**EXERCISE**
Examine each line of the listing below. Copy those in which the string "Neogenin" appears.

[Opening GIVEN RECORDS section]

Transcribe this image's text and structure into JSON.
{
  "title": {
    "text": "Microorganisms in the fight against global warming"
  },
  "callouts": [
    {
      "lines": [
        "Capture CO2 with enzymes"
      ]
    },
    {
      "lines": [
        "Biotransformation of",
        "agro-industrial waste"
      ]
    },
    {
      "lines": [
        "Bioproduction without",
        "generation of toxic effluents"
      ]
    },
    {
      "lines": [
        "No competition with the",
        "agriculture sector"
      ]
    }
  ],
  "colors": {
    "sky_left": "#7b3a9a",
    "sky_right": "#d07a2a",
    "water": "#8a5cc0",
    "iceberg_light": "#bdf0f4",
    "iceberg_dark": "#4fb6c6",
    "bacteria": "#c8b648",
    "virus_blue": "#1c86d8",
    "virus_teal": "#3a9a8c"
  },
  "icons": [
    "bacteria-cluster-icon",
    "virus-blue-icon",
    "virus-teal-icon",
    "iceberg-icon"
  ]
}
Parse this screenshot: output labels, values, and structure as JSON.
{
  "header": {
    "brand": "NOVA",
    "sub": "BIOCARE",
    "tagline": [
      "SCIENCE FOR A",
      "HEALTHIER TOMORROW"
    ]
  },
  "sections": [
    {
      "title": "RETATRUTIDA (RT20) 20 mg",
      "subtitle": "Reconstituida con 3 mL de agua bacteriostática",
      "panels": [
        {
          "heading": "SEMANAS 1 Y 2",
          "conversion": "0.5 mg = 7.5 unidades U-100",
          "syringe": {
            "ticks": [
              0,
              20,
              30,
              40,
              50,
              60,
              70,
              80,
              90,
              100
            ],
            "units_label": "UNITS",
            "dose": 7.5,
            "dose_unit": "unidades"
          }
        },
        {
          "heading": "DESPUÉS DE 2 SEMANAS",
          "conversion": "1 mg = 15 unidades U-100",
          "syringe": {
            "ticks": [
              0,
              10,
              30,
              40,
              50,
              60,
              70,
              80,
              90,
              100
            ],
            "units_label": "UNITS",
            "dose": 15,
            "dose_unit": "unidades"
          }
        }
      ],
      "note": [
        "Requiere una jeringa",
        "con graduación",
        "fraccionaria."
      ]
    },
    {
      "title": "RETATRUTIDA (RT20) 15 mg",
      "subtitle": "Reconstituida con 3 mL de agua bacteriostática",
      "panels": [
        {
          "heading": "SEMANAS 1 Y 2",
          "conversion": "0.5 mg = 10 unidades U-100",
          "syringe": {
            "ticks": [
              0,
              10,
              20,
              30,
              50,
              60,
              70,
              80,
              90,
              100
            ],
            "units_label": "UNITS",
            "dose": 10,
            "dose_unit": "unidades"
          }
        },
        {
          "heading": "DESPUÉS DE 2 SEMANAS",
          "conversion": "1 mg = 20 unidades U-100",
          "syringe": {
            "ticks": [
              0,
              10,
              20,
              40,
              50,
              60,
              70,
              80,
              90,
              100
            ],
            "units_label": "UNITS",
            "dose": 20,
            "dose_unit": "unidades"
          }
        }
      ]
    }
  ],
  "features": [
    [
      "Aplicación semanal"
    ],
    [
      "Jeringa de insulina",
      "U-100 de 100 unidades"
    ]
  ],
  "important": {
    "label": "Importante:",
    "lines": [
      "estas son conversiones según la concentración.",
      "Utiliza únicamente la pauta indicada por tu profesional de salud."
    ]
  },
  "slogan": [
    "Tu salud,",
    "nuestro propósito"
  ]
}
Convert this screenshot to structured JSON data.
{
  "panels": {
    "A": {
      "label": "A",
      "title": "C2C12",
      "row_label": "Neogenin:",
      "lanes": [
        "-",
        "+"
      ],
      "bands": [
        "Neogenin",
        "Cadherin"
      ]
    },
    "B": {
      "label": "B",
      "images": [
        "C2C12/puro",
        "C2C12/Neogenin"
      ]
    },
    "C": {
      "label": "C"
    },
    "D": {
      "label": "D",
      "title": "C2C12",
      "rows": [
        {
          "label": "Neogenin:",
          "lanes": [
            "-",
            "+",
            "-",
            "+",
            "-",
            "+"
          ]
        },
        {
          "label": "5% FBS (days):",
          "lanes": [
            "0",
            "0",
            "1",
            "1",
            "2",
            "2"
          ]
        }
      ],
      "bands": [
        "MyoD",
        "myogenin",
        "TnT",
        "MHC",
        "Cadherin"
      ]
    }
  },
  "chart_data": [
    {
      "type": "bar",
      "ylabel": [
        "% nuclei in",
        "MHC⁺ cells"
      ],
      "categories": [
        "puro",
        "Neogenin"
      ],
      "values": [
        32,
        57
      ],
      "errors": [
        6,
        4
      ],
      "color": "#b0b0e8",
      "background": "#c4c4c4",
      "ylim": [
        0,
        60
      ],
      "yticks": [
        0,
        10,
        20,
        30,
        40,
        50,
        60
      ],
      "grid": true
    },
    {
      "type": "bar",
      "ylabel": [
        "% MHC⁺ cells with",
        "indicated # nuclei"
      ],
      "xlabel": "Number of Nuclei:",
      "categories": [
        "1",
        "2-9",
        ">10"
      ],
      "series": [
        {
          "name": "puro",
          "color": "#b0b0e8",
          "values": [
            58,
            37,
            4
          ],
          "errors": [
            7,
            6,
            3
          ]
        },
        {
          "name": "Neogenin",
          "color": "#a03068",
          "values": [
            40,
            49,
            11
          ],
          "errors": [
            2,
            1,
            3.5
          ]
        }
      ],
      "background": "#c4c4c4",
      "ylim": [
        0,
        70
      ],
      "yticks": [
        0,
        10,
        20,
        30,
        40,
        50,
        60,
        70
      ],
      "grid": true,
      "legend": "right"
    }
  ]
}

[Closing GIVEN RECORDS section]

**ANSWER**
      "row_label": "Neogenin:",
        "Neogenin",
        "C2C12/Neogenin"
          "label": "Neogenin:",
        "Neogenin"
          "name": "Neogenin",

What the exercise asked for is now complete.